Given problem:
Copy every line of the entries that includes the word "Basisabfluss".

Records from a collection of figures
-=-=-=-=-
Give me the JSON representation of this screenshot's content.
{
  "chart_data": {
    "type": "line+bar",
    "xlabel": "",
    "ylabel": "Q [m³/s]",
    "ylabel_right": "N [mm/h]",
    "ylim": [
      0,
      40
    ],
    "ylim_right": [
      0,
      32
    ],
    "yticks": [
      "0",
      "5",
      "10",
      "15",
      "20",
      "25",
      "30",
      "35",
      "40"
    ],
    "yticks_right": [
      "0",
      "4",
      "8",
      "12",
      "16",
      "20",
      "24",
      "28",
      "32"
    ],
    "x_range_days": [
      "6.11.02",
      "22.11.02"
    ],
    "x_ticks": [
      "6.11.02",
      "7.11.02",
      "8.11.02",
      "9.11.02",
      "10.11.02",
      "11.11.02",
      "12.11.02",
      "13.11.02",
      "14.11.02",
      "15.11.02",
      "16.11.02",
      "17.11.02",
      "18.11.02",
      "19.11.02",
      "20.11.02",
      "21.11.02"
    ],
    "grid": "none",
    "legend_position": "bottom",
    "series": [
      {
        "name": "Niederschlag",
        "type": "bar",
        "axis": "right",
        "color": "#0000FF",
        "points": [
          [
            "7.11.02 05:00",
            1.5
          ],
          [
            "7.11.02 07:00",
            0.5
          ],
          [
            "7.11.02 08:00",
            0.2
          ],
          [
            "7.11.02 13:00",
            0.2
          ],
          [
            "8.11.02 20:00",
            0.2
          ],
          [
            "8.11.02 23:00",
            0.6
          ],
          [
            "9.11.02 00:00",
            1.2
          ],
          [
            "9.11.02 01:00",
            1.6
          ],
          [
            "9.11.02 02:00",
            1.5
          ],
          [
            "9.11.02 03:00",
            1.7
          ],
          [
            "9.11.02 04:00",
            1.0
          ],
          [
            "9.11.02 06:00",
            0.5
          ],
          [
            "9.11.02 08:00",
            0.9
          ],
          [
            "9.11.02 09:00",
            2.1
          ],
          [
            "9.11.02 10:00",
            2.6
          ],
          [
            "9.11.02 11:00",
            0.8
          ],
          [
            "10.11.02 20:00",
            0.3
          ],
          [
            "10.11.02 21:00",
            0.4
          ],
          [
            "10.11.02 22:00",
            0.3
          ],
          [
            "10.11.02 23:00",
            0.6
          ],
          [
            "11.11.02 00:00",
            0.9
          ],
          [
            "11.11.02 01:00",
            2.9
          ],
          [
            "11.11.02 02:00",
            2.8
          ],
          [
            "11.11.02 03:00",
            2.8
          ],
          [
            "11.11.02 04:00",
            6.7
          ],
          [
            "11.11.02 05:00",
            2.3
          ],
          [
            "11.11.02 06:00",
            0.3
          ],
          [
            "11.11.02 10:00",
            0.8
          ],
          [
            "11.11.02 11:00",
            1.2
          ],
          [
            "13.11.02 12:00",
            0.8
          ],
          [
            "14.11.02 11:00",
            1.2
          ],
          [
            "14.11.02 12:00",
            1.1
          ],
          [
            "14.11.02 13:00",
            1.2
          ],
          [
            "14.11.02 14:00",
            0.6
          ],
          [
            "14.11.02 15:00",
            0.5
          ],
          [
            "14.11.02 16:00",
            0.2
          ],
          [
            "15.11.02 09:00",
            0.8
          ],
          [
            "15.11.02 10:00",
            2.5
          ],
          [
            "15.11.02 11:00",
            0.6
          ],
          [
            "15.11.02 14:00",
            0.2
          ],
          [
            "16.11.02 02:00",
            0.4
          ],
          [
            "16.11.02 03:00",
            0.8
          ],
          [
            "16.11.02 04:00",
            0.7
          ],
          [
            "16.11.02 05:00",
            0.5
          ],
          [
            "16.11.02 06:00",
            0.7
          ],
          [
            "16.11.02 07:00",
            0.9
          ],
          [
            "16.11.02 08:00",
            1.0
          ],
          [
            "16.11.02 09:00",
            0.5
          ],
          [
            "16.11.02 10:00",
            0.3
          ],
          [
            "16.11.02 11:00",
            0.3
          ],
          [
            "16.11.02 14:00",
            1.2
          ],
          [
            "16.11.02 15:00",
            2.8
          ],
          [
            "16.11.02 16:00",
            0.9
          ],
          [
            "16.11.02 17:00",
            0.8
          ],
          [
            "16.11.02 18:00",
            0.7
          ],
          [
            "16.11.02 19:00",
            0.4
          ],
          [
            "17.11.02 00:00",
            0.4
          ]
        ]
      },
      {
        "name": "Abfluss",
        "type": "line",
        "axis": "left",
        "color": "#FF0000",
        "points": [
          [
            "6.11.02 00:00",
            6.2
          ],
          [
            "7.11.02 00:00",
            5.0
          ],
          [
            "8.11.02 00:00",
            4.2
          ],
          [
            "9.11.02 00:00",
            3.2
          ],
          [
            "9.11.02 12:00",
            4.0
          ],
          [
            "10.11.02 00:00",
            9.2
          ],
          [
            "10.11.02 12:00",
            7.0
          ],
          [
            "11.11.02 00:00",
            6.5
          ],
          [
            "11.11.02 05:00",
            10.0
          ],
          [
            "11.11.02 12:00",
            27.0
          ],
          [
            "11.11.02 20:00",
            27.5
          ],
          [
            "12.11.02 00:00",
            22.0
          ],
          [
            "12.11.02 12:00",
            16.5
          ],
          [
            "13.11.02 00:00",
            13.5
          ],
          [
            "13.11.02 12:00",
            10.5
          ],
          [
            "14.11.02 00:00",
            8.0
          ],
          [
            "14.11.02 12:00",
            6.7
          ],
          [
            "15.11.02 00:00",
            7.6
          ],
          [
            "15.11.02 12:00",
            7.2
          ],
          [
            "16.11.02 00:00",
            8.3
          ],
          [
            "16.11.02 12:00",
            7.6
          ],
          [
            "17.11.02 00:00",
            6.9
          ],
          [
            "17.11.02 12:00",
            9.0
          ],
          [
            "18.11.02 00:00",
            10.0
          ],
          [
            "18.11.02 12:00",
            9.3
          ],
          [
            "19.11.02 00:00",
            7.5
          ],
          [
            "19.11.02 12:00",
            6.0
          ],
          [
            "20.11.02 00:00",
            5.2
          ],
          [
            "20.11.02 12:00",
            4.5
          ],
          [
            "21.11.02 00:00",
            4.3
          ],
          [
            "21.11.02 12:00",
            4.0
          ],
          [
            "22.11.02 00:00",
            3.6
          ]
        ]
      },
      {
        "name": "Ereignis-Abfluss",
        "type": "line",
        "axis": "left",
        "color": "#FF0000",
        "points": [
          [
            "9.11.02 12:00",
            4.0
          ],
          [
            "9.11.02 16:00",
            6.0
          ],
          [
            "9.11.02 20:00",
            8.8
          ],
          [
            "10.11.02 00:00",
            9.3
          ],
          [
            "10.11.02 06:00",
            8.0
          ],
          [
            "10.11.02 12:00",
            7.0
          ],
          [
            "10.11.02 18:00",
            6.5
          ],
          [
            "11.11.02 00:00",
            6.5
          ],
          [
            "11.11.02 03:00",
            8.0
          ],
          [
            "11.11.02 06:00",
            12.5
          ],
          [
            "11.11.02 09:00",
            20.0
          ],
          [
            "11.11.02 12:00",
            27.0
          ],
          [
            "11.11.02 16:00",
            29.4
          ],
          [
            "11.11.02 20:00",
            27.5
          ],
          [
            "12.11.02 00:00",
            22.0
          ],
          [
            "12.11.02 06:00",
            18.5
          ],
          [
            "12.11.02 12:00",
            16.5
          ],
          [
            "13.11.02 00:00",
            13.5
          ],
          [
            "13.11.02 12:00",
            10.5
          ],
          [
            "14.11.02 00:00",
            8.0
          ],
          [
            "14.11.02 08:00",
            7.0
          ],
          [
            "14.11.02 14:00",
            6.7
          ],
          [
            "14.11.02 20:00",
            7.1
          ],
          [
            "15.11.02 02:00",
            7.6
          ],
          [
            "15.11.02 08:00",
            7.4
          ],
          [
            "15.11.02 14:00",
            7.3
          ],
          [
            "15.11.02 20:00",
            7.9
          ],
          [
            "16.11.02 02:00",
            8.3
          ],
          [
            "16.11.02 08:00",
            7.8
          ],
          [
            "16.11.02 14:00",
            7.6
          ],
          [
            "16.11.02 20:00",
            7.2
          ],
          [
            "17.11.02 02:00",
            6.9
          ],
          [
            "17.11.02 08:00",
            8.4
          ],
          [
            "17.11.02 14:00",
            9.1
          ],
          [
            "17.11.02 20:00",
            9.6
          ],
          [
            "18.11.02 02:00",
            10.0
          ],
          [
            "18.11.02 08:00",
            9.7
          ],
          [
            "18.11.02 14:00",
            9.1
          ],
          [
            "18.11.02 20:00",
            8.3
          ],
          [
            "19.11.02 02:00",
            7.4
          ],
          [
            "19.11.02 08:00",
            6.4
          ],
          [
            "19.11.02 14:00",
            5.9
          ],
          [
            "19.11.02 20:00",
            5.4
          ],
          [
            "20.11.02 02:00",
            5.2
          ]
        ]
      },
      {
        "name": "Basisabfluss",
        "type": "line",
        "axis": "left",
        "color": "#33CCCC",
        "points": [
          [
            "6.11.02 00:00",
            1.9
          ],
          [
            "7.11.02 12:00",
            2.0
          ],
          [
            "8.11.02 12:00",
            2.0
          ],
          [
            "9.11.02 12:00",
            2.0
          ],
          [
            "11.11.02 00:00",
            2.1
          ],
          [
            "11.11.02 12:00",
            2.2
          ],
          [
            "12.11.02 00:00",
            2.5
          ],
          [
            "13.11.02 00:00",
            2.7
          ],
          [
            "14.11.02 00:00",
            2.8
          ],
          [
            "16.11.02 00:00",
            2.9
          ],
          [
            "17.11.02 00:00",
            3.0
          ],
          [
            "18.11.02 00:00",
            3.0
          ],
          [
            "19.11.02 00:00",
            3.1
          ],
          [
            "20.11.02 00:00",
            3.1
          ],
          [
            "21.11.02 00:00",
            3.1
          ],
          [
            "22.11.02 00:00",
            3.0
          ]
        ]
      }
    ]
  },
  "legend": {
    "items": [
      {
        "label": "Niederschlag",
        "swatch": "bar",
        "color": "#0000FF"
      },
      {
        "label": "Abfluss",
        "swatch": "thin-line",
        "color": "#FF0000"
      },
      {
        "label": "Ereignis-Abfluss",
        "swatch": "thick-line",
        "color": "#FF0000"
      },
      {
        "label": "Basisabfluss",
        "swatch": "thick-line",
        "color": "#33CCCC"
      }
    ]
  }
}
-=-=-=-=-
Written answer:
        "name": "Basisabfluss",
        "label": "Basisabfluss",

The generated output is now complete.